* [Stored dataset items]

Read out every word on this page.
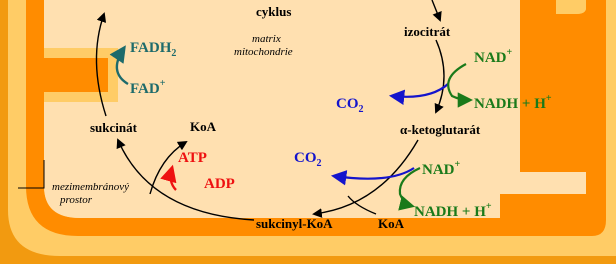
cyklus
matrix
mitochondrie
izocitrát
α-ketoglutarát
sukcinyl-KoA
sukcinát	KoA
KoA
mezimembránový
prostor
$FADH_2$
FAD+
NAD+
NADH + H+
$CO_2$
NAD+
NADH + H+
$CO_2$
ATP
ADP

* [Your task] Retype all of the entries exactly as written, leaving out any images.

* [Response]
Read out every word on this page.
cyklus
matrix
mitochondrie
izocitrát
α-ketoglutarát
sukcinyl-KoA
sukcinát	KoA
KoA
mezimembránový
prostor
$FADH_2$
FAD+
NAD+
NADH + H+
$CO_2$
NAD+
NADH + H+
$CO_2$
ATP
ADP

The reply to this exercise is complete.